THE REQUEST: Everything in the listing should be restated word for word.

MATERIAL SHOWN:

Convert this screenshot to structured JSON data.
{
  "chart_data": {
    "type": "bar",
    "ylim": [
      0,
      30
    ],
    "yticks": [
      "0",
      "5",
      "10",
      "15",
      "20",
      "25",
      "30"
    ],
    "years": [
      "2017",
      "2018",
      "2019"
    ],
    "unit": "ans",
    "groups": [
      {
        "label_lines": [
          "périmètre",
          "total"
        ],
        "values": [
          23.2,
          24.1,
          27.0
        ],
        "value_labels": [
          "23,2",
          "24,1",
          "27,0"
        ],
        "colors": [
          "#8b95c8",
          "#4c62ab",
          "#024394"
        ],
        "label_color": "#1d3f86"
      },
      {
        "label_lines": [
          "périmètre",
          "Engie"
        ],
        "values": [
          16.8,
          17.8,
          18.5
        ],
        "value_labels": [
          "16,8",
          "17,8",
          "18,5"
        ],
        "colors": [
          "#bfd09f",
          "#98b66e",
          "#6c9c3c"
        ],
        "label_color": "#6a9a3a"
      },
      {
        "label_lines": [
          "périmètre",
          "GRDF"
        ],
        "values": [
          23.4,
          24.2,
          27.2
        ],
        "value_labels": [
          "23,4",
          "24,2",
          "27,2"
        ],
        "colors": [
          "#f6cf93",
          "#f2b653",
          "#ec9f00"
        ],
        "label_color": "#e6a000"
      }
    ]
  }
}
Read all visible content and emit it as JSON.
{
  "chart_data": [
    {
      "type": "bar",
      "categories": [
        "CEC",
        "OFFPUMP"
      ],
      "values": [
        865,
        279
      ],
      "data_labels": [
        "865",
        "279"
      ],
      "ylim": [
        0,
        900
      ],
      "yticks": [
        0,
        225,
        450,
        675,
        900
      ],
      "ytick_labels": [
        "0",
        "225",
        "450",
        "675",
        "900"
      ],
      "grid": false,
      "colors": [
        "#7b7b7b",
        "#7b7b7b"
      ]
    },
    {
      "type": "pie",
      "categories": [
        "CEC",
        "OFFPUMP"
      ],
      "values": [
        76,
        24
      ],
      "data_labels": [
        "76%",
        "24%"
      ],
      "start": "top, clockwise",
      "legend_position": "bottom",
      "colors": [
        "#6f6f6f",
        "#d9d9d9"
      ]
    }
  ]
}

ANSWER TO THE EXERCISE:
Convert this screenshot to structured JSON data.
{
  "chart_data": {
    "type": "bar",
    "ylim": [
      0,
      30
    ],
    "yticks": [
      "0",
      "5",
      "10",
      "15",
      "20",
      "25",
      "30"
    ],
    "years": [
      "2017",
      "2018",
      "2019"
    ],
    "unit": "ans",
    "groups": [
      {
        "label_lines": [
          "périmètre",
          "total"
        ],
        "values": [
          23.2,
          24.1,
          27.0
        ],
        "value_labels": [
          "23,2",
          "24,1",
          "27,0"
        ],
        "colors": [
          "#8b95c8",
          "#4c62ab",
          "#024394"
        ],
        "label_color": "#1d3f86"
      },
      {
        "label_lines": [
          "périmètre",
          "Engie"
        ],
        "values": [
          16.8,
          17.8,
          18.5
        ],
        "value_labels": [
          "16,8",
          "17,8",
          "18,5"
        ],
        "colors": [
          "#bfd09f",
          "#98b66e",
          "#6c9c3c"
        ],
        "label_color": "#6a9a3a"
      },
      {
        "label_lines": [
          "périmètre",
          "GRDF"
        ],
        "values": [
          23.4,
          24.2,
          27.2
        ],
        "value_labels": [
          "23,4",
          "24,2",
          "27,2"
        ],
        "colors": [
          "#f6cf93",
          "#f2b653",
          "#ec9f00"
        ],
        "label_color": "#e6a000"
      }
    ]
  }
}
Read all visible content and emit it as JSON.
{
  "chart_data": [
    {
      "type": "bar",
      "categories": [
        "CEC",
        "OFFPUMP"
      ],
      "values": [
        865,
        279
      ],
      "data_labels": [
        "865",
        "279"
      ],
      "ylim": [
        0,
        900
      ],
      "yticks": [
        0,
        225,
        450,
        675,
        900
      ],
      "ytick_labels": [
        "0",
        "225",
        "450",
        "675",
        "900"
      ],
      "grid": false,
      "colors": [
        "#7b7b7b",
        "#7b7b7b"
      ]
    },
    {
      "type": "pie",
      "categories": [
        "CEC",
        "OFFPUMP"
      ],
      "values": [
        76,
        24
      ],
      "data_labels": [
        "76%",
        "24%"
      ],
      "start": "top, clockwise",
      "legend_position": "bottom",
      "colors": [
        "#6f6f6f",
        "#d9d9d9"
      ]
    }
  ]
}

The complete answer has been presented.